Exercise objective: Reproduce the records below in full and word for word, excluding pictures.

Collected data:
....
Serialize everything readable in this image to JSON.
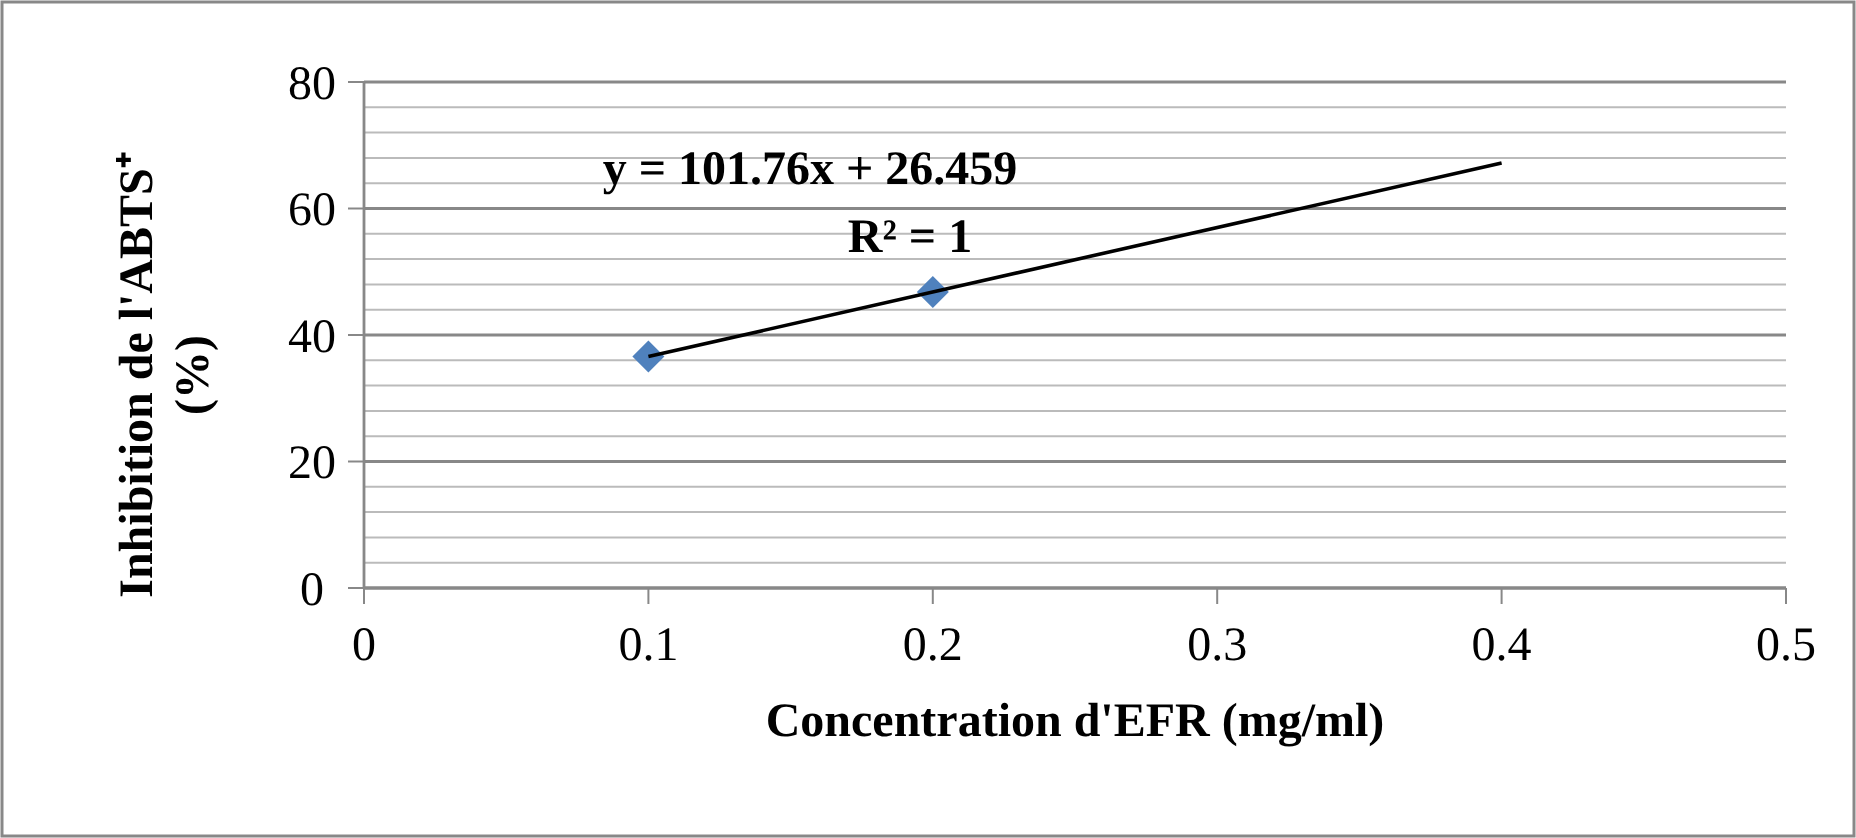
{
  "chart_data": {
    "type": "scatter",
    "xlabel": "Concentration d'EFR (mg/ml)",
    "ylabel": "Inhibition de l'ABTS⁺ (%)",
    "xlim": [
      0,
      0.5
    ],
    "xticks": [
      0,
      0.1,
      0.2,
      0.3,
      0.4,
      0.5
    ],
    "ylim": [
      0,
      80
    ],
    "yticks": [
      0,
      {
        "value": 4,
        "label": null
      },
      {
        "value": 8,
        "label": null
      },
      {
        "value": 12,
        "label": null
      },
      {
        "value": 16,
        "label": null
      },
      20,
      {
        "value": 24,
        "label": null
      },
      {
        "value": 28,
        "label": null
      },
      {
        "value": 32,
        "label": null
      },
      {
        "value": 36,
        "label": null
      },
      40,
      {
        "value": 44,
        "label": null
      },
      {
        "value": 48,
        "label": null
      },
      {
        "value": 52,
        "label": null
      },
      {
        "value": 56,
        "label": null
      },
      60,
      {
        "value": 64,
        "label": null
      },
      {
        "value": 68,
        "label": null
      },
      {
        "value": 72,
        "label": null
      },
      {
        "value": 76,
        "label": null
      },
      80
    ],
    "grid": "y",
    "series": [
      {
        "color": "#4f81bd",
        "marker": "diamond",
        "x": [
          0.1,
          0.2
        ],
        "values": [
          36.6,
          46.8
        ]
      },
      {
        "type": "line",
        "color": "#000000",
        "marker": "none",
        "line_style": "solid",
        "x": [
          0.1,
          0.4
        ],
        "values": [
          36.6,
          67.2
        ]
      }
    ],
    "annotations": [
      "y = 101.76x + 26.459",
      "R² = 1"
    ]
  }
}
....
Expected answer:
Serialize everything readable in this image to JSON.
{
  "chart_data": {
    "type": "scatter",
    "xlabel": "Concentration d'EFR (mg/ml)",
    "ylabel": "Inhibition de l'ABTS⁺ (%)",
    "xlim": [
      0,
      0.5
    ],
    "xticks": [
      0,
      0.1,
      0.2,
      0.3,
      0.4,
      0.5
    ],
    "ylim": [
      0,
      80
    ],
    "yticks": [
      0,
      {
        "value": 4,
        "label": null
      },
      {
        "value": 8,
        "label": null
      },
      {
        "value": 12,
        "label": null
      },
      {
        "value": 16,
        "label": null
      },
      20,
      {
        "value": 24,
        "label": null
      },
      {
        "value": 28,
        "label": null
      },
      {
        "value": 32,
        "label": null
      },
      {
        "value": 36,
        "label": null
      },
      40,
      {
        "value": 44,
        "label": null
      },
      {
        "value": 48,
        "label": null
      },
      {
        "value": 52,
        "label": null
      },
      {
        "value": 56,
        "label": null
      },
      60,
      {
        "value": 64,
        "label": null
      },
      {
        "value": 68,
        "label": null
      },
      {
        "value": 72,
        "label": null
      },
      {
        "value": 76,
        "label": null
      },
      80
    ],
    "grid": "y",
    "series": [
      {
        "color": "#4f81bd",
        "marker": "diamond",
        "x": [
          0.1,
          0.2
        ],
        "values": [
          36.6,
          46.8
        ]
      },
      {
        "type": "line",
        "color": "#000000",
        "marker": "none",
        "line_style": "solid",
        "x": [
          0.1,
          0.4
        ],
        "values": [
          36.6,
          67.2
        ]
      }
    ],
    "annotations": [
      "y = 101.76x + 26.459",
      "R² = 1"
    ]
  }
}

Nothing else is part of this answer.